INPUT MATERIAL start

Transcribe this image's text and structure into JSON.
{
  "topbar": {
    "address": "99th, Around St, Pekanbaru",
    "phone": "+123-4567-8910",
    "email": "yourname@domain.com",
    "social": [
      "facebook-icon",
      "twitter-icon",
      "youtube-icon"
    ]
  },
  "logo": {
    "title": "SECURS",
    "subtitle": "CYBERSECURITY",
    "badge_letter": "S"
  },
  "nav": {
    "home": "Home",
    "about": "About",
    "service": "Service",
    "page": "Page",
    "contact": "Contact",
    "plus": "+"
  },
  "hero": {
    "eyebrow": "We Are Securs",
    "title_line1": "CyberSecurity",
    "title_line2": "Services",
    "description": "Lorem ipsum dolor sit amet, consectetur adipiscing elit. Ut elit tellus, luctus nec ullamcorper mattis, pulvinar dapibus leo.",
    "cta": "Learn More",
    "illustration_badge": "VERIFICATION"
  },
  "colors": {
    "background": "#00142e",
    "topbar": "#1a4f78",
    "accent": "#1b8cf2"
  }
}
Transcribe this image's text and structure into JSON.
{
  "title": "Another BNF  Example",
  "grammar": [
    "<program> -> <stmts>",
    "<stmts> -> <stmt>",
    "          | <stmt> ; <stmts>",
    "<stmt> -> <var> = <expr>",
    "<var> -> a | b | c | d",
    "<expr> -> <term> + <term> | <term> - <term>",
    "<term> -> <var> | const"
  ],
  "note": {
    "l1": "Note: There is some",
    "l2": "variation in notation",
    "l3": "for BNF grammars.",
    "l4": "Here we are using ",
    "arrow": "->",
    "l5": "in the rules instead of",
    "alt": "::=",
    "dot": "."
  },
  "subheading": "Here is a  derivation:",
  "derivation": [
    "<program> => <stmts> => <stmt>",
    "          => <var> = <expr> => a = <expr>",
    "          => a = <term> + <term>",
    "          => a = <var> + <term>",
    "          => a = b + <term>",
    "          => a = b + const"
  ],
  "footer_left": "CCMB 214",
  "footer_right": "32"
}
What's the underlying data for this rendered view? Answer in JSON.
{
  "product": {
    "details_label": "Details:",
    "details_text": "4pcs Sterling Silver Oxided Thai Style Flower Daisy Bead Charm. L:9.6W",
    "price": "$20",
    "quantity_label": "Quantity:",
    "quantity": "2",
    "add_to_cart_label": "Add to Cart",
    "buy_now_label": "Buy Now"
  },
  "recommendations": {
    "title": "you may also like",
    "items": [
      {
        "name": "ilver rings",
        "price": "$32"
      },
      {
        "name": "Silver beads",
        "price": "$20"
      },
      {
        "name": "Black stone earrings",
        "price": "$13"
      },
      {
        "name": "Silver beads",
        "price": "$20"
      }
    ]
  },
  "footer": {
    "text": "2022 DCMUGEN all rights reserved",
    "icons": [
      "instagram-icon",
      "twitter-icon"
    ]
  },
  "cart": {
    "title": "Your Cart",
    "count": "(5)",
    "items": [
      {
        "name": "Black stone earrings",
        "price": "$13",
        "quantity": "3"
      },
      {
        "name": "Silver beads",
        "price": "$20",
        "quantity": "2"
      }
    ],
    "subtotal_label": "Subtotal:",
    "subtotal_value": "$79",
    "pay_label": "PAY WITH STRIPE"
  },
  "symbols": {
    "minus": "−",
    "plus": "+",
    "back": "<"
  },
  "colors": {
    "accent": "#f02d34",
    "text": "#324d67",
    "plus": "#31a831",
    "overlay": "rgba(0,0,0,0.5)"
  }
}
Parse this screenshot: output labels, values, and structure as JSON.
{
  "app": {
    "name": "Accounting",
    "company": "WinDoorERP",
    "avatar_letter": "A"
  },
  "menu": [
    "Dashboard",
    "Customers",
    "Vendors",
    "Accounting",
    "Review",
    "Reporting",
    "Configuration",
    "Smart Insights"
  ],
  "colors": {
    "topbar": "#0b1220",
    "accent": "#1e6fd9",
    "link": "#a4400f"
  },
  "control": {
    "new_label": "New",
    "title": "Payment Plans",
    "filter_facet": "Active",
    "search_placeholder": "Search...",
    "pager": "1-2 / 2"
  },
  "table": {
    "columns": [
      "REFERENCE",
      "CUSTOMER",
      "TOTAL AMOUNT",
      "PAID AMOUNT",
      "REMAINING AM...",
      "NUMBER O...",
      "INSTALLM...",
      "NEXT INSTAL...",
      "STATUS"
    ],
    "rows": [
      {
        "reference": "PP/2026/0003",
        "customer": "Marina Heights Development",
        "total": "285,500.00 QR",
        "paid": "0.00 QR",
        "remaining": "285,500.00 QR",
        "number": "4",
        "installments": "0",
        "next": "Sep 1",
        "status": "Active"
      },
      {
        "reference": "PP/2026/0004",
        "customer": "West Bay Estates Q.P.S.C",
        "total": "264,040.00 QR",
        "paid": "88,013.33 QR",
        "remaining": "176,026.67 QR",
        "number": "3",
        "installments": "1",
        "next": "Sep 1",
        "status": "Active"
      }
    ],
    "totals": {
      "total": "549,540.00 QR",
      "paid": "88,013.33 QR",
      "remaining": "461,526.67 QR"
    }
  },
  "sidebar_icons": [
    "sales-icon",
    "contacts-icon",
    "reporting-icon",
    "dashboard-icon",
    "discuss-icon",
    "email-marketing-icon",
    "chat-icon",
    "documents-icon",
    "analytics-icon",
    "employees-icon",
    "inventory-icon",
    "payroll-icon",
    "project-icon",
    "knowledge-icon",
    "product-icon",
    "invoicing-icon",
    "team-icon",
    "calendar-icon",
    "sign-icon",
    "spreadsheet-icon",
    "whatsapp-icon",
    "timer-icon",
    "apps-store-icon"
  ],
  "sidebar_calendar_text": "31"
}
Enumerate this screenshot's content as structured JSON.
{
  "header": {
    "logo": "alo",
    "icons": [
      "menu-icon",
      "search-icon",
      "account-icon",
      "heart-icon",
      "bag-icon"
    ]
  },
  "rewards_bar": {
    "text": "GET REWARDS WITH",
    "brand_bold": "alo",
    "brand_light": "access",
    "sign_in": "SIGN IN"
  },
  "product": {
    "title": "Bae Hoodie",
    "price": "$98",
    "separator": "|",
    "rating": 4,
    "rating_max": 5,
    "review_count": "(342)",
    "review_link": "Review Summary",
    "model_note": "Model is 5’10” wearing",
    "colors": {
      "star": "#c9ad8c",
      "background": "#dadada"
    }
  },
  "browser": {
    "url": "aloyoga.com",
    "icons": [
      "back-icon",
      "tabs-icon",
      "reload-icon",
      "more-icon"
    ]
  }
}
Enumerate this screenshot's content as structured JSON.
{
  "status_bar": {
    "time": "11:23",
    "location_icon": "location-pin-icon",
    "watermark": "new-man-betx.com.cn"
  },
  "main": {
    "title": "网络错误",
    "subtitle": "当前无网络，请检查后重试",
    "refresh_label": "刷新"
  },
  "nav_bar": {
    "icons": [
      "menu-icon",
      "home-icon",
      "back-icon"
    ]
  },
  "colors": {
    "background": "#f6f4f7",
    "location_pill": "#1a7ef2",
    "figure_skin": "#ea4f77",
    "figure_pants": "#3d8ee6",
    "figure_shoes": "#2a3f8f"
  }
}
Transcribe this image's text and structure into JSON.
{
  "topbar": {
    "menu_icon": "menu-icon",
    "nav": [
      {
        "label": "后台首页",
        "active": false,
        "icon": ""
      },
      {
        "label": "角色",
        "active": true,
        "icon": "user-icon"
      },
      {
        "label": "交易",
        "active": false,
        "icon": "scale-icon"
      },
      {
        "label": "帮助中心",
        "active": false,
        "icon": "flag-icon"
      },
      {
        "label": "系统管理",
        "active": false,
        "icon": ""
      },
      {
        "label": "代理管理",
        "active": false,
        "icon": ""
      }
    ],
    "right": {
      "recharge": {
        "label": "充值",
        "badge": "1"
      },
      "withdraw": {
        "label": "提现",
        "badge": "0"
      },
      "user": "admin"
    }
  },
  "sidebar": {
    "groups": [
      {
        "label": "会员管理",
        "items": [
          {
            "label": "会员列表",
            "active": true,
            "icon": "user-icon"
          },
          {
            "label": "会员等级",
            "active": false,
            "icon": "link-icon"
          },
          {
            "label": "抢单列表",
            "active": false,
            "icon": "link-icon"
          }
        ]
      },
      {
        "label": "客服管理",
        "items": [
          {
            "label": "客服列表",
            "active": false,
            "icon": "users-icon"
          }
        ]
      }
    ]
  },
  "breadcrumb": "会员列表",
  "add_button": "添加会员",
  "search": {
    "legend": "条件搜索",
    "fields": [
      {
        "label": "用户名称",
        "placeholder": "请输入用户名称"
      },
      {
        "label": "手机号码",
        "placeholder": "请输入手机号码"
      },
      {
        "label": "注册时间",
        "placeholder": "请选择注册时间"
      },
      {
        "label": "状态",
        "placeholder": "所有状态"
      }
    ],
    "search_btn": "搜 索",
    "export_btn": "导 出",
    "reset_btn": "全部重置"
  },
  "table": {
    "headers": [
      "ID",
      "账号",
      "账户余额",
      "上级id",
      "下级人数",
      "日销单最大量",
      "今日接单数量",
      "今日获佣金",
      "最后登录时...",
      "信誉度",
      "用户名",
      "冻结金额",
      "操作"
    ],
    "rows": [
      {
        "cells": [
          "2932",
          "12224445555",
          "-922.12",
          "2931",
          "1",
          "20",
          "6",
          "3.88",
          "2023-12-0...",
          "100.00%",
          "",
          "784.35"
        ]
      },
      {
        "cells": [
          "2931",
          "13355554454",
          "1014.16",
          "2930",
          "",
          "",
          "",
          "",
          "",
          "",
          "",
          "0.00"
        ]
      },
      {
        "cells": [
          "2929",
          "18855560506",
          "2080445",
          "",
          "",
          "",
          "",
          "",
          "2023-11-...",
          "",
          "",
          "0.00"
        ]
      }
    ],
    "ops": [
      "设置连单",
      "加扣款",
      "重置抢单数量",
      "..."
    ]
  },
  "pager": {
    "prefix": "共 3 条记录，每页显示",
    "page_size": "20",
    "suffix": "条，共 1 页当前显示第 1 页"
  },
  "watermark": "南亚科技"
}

INPUT MATERIAL end

WORK TO BE COMPLETED:
Search the listing for the word "background" and return each line that holds it.

EXPECTED ANSWER:
    "background": "#00142e",
      "background": "#dadada"
    "background": "#f6f4f7",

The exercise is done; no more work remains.